[Data tied to figure images]
------------------------------------------------------------------------

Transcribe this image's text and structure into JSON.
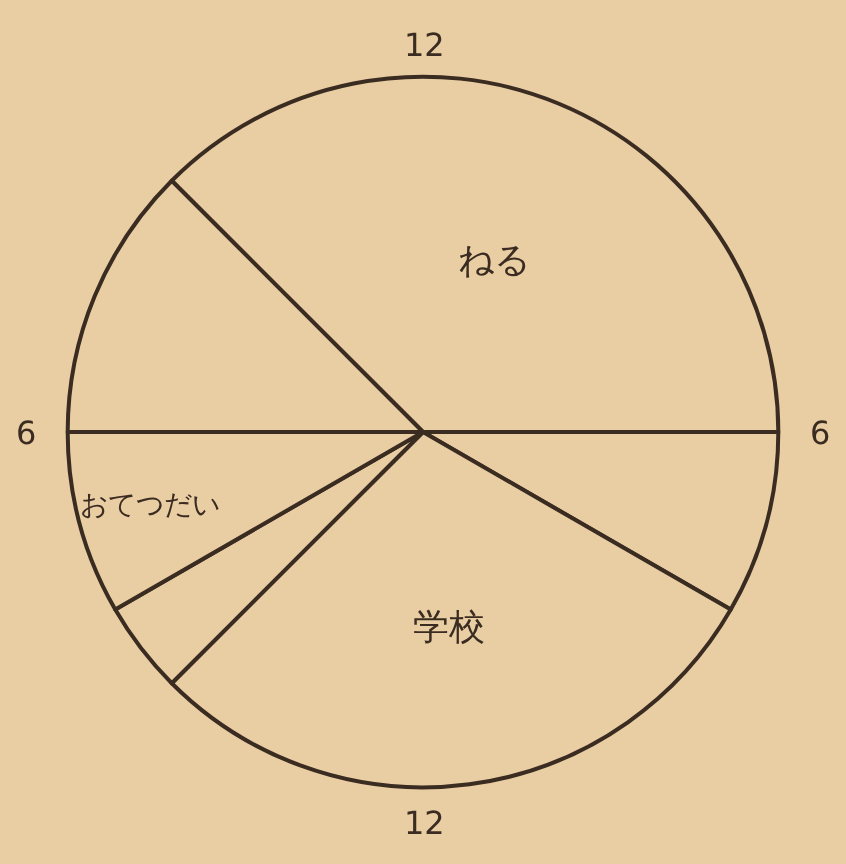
{
  "chart_data": {
    "type": "pie",
    "categories": [
      "ねる",
      null,
      "学校",
      null,
      "おてつだい",
      null
    ],
    "values": [
      37.5,
      8.33,
      29.17,
      4.17,
      8.33,
      12.5
    ],
    "colors": [
      "#e9cda3",
      "#e9cda3",
      "#e9cda3",
      "#e9cda3",
      "#e9cda3",
      "#e9cda3"
    ],
    "annotations": [
      "12",
      "6",
      "12",
      "6"
    ],
    "legend": false
  }
}
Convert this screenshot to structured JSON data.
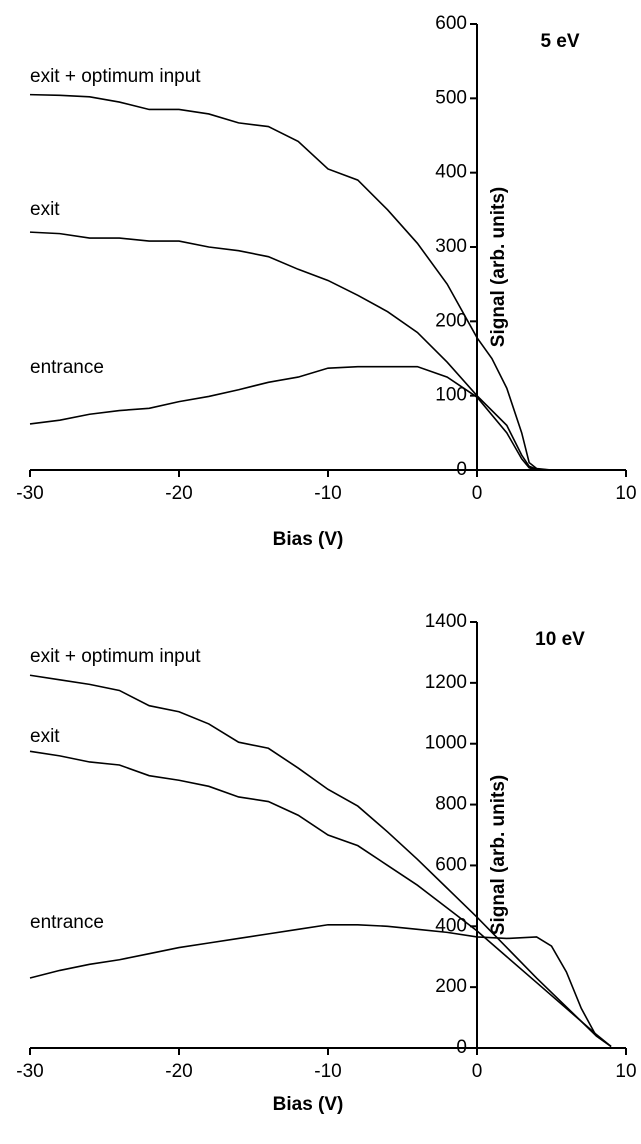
{
  "chart_data": [
    {
      "type": "line",
      "annotation": "5 eV",
      "xlabel": "Bias (V)",
      "ylabel": "Signal (arb. units)",
      "xlim": [
        -30,
        10
      ],
      "xticks": [
        -30,
        -20,
        -10,
        0,
        10
      ],
      "ylim": [
        0,
        600
      ],
      "yticks": [
        0,
        100,
        200,
        300,
        400,
        500,
        600
      ],
      "series": [
        {
          "name": "exit + optimum input",
          "color": "#000000",
          "x": [
            -30,
            -28,
            -26,
            -24,
            -22,
            -20,
            -18,
            -16,
            -14,
            -12,
            -10,
            -8,
            -6,
            -4,
            -2,
            0,
            1,
            2,
            3,
            3.5,
            4,
            5
          ],
          "values": [
            505,
            504,
            502,
            495,
            485,
            485,
            479,
            467,
            462,
            442,
            405,
            390,
            350,
            305,
            250,
            178,
            150,
            110,
            50,
            10,
            2,
            0
          ]
        },
        {
          "name": "exit",
          "color": "#000000",
          "x": [
            -30,
            -28,
            -26,
            -24,
            -22,
            -20,
            -18,
            -16,
            -14,
            -12,
            -10,
            -8,
            -6,
            -4,
            -2,
            0,
            2,
            3,
            3.5,
            4,
            5
          ],
          "values": [
            320,
            318,
            312,
            312,
            308,
            308,
            300,
            295,
            287,
            270,
            255,
            235,
            213,
            185,
            145,
            100,
            60,
            20,
            5,
            1,
            0
          ]
        },
        {
          "name": "entrance",
          "color": "#000000",
          "x": [
            -30,
            -28,
            -26,
            -24,
            -22,
            -20,
            -18,
            -16,
            -14,
            -12,
            -10,
            -8,
            -6,
            -4,
            -2,
            0,
            2,
            3,
            3.5,
            4,
            5
          ],
          "values": [
            62,
            67,
            75,
            80,
            83,
            92,
            99,
            108,
            118,
            125,
            137,
            139,
            139,
            139,
            125,
            98,
            50,
            15,
            3,
            0,
            0
          ]
        }
      ]
    },
    {
      "type": "line",
      "annotation": "10 eV",
      "xlabel": "Bias (V)",
      "ylabel": "Signal (arb. units)",
      "xlim": [
        -30,
        10
      ],
      "xticks": [
        -30,
        -20,
        -10,
        0,
        10
      ],
      "ylim": [
        0,
        1400
      ],
      "yticks": [
        0,
        200,
        400,
        600,
        800,
        1000,
        1200,
        1400
      ],
      "series": [
        {
          "name": "exit + optimum input",
          "color": "#000000",
          "x": [
            -30,
            -28,
            -26,
            -24,
            -22,
            -20,
            -18,
            -16,
            -14,
            -12,
            -10,
            -8,
            -6,
            -4,
            -2,
            0,
            2,
            4,
            6,
            8,
            9
          ],
          "values": [
            1225,
            1210,
            1195,
            1175,
            1125,
            1105,
            1065,
            1005,
            985,
            920,
            850,
            795,
            710,
            620,
            525,
            430,
            330,
            230,
            135,
            40,
            5
          ]
        },
        {
          "name": "exit",
          "color": "#000000",
          "x": [
            -30,
            -28,
            -26,
            -24,
            -22,
            -20,
            -18,
            -16,
            -14,
            -12,
            -10,
            -8,
            -6,
            -4,
            -2,
            0,
            2,
            4,
            6,
            8,
            9
          ],
          "values": [
            975,
            960,
            940,
            930,
            895,
            880,
            860,
            825,
            810,
            765,
            700,
            665,
            600,
            535,
            460,
            385,
            300,
            215,
            130,
            45,
            5
          ]
        },
        {
          "name": "entrance",
          "color": "#000000",
          "x": [
            -30,
            -28,
            -26,
            -24,
            -22,
            -20,
            -18,
            -16,
            -14,
            -12,
            -10,
            -8,
            -6,
            -4,
            -2,
            0,
            2,
            4,
            5,
            6,
            7,
            8,
            9
          ],
          "values": [
            230,
            255,
            275,
            290,
            310,
            330,
            345,
            360,
            375,
            390,
            405,
            405,
            400,
            390,
            380,
            365,
            360,
            365,
            335,
            250,
            130,
            40,
            5
          ]
        }
      ]
    }
  ]
}
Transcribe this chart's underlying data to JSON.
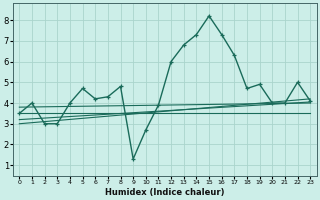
{
  "x_main": [
    0,
    1,
    2,
    3,
    4,
    5,
    6,
    7,
    8,
    9,
    10,
    11,
    12,
    13,
    14,
    15,
    16,
    17,
    18,
    19,
    20,
    21,
    22,
    23
  ],
  "y_main": [
    3.5,
    4.0,
    3.0,
    3.0,
    4.0,
    4.7,
    4.2,
    4.3,
    4.8,
    1.3,
    2.7,
    3.9,
    6.0,
    6.8,
    7.3,
    8.2,
    7.3,
    6.3,
    4.7,
    4.9,
    4.0,
    4.0,
    5.0,
    4.1
  ],
  "trend1_x": [
    0,
    23
  ],
  "trend1_y": [
    3.5,
    3.5
  ],
  "trend2_x": [
    0,
    23
  ],
  "trend2_y": [
    3.0,
    4.2
  ],
  "trend3_x": [
    0,
    23
  ],
  "trend3_y": [
    3.8,
    4.0
  ],
  "trend4_x": [
    0,
    23
  ],
  "trend4_y": [
    3.2,
    4.05
  ],
  "line_color": "#1a6b5a",
  "bg_color": "#cceee8",
  "grid_color": "#aad4cc",
  "xlabel": "Humidex (Indice chaleur)",
  "ylim": [
    0.5,
    8.8
  ],
  "xlim": [
    -0.5,
    23.5
  ],
  "yticks": [
    1,
    2,
    3,
    4,
    5,
    6,
    7,
    8
  ],
  "xticks": [
    0,
    1,
    2,
    3,
    4,
    5,
    6,
    7,
    8,
    9,
    10,
    11,
    12,
    13,
    14,
    15,
    16,
    17,
    18,
    19,
    20,
    21,
    22,
    23
  ]
}
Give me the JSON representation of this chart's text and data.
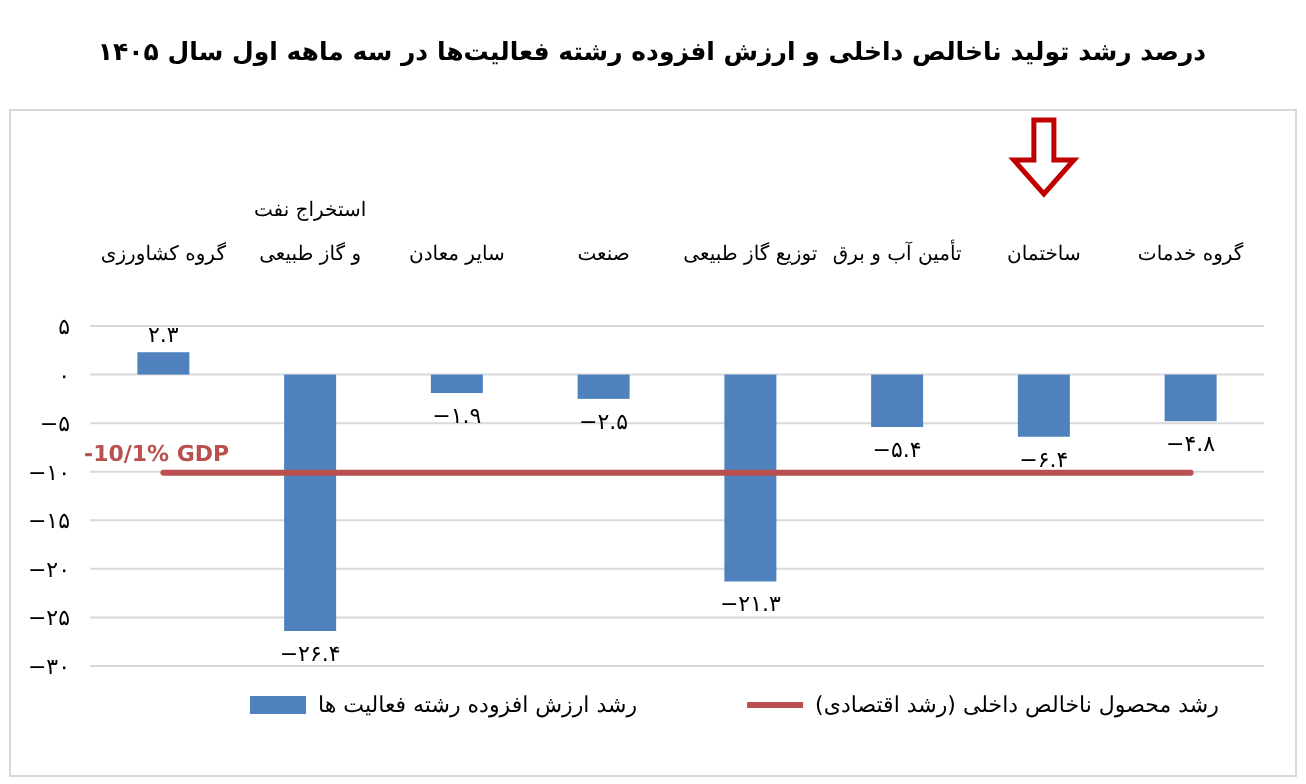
{
  "chart_data": {
    "type": "bar",
    "title": "درصد رشد تولید ناخالص داخلی و ارزش افزوده رشته فعالیت‌ها در سه ماهه اول سال ۱۴۰۵",
    "categories": [
      "گروه کشاورزی",
      "استخراج نفت و گاز طبیعی",
      "سایر معادن",
      "صنعت",
      "توزیع گاز طبیعی",
      "تأمین آب و برق",
      "ساختمان",
      "گروه خدمات"
    ],
    "series": [
      {
        "name": "رشد ارزش افزوده رشته فعالیت ها",
        "color": "#4f81bd",
        "values": [
          2.3,
          -26.4,
          -1.9,
          -2.5,
          -21.3,
          -5.4,
          -6.4,
          -4.8
        ],
        "value_labels": [
          "۲.۳",
          "−۲۶.۴",
          "−۱.۹",
          "−۲.۵",
          "−۲۱.۳",
          "−۵.۴",
          "−۶.۴",
          "−۴.۸"
        ]
      },
      {
        "name": "رشد محصول ناخالص داخلی (رشد اقتصادی)",
        "type": "line",
        "color": "#b9504f",
        "values": [
          -10.1,
          -10.1,
          -10.1,
          -10.1,
          -10.1,
          -10.1,
          -10.1,
          -10.1
        ]
      }
    ],
    "ylim": [
      -30,
      5
    ],
    "yticks": [
      {
        "value": 5,
        "label": "۵"
      },
      {
        "value": 0,
        "label": "۰"
      },
      {
        "value": -5,
        "label": "−۵"
      },
      {
        "value": -10,
        "label": "−۱۰"
      },
      {
        "value": -15,
        "label": "−۱۵"
      },
      {
        "value": -20,
        "label": "−۲۰"
      },
      {
        "value": -25,
        "label": "−۲۵"
      },
      {
        "value": -30,
        "label": "−۳۰"
      }
    ],
    "grid": "y",
    "legend": "bottom",
    "annotations": [
      "-10/1% GDP"
    ]
  }
}
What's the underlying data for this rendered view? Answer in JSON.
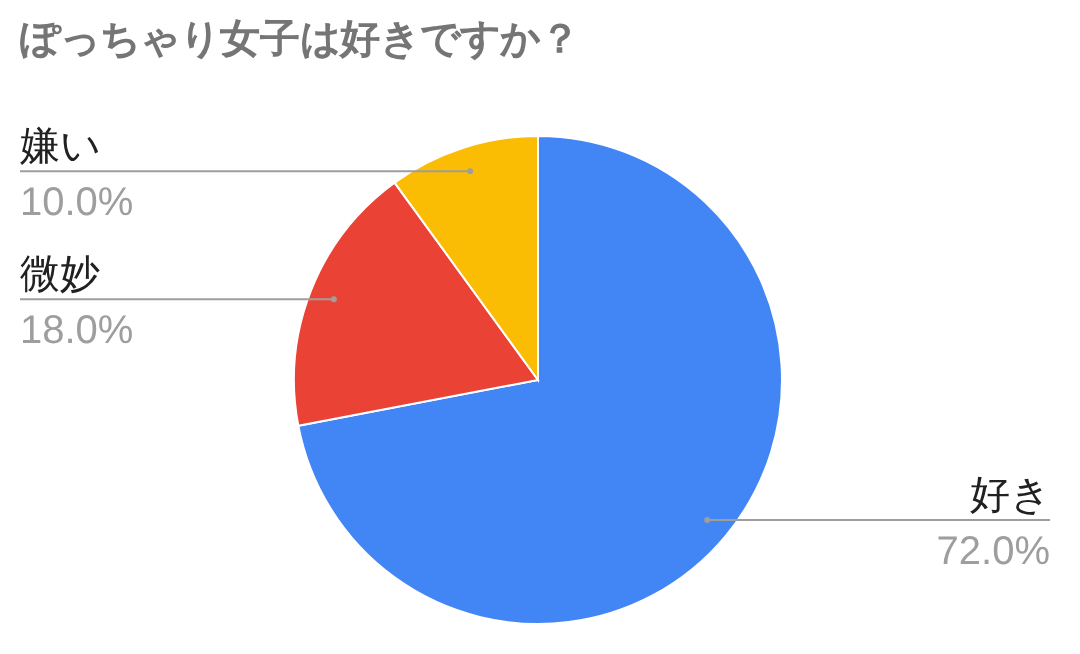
{
  "chart_data": {
    "type": "pie",
    "title": "ぽっちゃり女子は好きですか？",
    "categories": [
      "好き",
      "微妙",
      "嫌い"
    ],
    "values": [
      72.0,
      18.0,
      10.0
    ],
    "colors": [
      "#4285f4",
      "#ea4335",
      "#fbbc04"
    ],
    "value_labels": [
      "72.0%",
      "18.0%",
      "10.0%"
    ]
  }
}
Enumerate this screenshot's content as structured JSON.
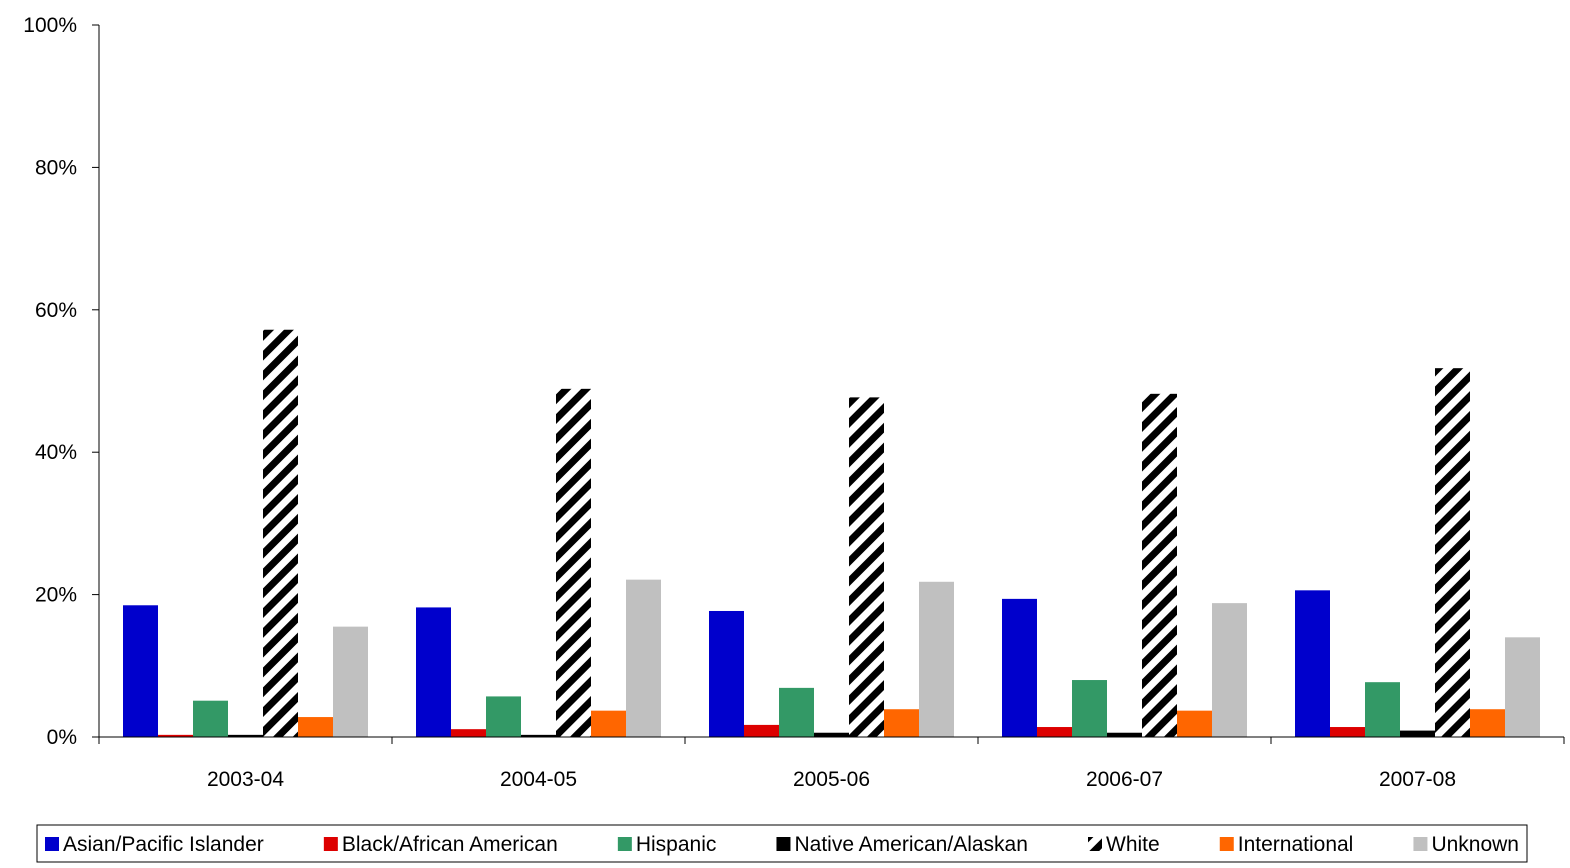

------------------------------------------------------------------------

Each line that holds the word "underlying" is to be copied.

— Answer below —
Transcribe this chart's underlying data to JSON.
What's the underlying data for this rendered view? Answer in JSON.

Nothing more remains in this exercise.